▸ **Work to do**: Extract, from the records beneath this instruction, each line that contains the word "frame".

▸ **Extracted data entries**:
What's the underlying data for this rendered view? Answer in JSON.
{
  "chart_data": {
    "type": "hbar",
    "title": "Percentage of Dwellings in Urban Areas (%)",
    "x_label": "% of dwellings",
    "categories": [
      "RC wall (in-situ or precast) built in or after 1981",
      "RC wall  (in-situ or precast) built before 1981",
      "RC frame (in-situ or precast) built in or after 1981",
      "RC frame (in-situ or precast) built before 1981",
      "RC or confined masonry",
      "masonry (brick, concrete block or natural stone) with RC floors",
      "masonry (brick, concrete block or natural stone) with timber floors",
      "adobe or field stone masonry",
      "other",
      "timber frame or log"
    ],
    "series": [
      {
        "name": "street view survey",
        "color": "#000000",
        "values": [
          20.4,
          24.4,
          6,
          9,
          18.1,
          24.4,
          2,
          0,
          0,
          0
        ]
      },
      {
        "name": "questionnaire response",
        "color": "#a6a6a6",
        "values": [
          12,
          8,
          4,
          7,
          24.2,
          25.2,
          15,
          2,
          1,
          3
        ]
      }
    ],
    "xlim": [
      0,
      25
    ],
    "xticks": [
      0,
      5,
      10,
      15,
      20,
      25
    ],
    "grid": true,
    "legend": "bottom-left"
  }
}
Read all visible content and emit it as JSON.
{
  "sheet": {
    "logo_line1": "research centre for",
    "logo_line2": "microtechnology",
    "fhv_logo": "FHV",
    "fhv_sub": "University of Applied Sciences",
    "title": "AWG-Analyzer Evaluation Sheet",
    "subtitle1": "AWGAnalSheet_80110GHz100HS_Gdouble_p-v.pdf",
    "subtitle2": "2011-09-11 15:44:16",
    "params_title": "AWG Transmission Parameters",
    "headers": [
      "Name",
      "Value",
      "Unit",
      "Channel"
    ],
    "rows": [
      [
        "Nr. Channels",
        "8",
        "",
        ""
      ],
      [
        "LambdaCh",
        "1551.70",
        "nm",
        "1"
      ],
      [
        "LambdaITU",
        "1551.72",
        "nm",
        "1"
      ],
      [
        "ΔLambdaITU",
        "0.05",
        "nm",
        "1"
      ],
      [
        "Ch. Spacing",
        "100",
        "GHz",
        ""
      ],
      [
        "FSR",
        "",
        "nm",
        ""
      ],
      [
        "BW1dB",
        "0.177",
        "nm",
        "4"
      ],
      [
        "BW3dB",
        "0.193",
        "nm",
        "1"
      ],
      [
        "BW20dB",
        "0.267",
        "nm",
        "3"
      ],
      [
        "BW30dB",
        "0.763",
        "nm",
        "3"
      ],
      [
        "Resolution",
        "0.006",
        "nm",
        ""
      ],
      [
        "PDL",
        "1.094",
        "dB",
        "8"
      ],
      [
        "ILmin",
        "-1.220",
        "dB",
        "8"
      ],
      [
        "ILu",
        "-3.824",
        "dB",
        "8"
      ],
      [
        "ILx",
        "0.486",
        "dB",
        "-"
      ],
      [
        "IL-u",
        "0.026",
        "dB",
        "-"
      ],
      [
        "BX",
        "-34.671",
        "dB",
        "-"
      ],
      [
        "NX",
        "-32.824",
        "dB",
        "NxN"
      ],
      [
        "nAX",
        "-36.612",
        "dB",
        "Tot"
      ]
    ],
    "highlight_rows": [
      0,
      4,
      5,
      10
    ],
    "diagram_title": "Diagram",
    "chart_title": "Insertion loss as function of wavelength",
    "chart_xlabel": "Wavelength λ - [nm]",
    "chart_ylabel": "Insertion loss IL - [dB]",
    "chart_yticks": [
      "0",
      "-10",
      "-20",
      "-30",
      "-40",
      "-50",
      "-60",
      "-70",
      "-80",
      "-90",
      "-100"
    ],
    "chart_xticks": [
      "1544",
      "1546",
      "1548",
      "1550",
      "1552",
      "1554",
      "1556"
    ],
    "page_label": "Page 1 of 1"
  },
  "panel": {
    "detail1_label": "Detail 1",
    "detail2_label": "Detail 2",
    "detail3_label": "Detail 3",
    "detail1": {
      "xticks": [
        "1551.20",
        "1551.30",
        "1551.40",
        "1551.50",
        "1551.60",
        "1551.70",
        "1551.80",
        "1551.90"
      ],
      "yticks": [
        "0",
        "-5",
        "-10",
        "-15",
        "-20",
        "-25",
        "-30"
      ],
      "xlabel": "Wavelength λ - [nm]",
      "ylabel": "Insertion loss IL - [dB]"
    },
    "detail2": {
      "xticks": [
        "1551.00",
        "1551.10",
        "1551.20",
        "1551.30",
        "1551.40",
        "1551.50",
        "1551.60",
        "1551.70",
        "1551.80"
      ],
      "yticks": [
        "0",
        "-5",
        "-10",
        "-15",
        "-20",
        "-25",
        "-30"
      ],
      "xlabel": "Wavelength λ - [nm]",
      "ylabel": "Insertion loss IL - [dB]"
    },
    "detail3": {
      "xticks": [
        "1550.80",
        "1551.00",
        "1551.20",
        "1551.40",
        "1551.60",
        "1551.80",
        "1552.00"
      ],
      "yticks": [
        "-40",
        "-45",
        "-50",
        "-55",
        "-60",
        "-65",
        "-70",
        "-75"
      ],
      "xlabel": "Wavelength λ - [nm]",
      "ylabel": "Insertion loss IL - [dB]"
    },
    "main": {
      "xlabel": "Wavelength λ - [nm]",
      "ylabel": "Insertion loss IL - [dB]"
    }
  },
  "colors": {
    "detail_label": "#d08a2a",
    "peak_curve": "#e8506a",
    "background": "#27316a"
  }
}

▸ **Answer to the problem**:
      "RC frame (in-situ or precast) built in or after 1981",
      "RC frame (in-situ or precast) built before 1981",
      "timber frame or log"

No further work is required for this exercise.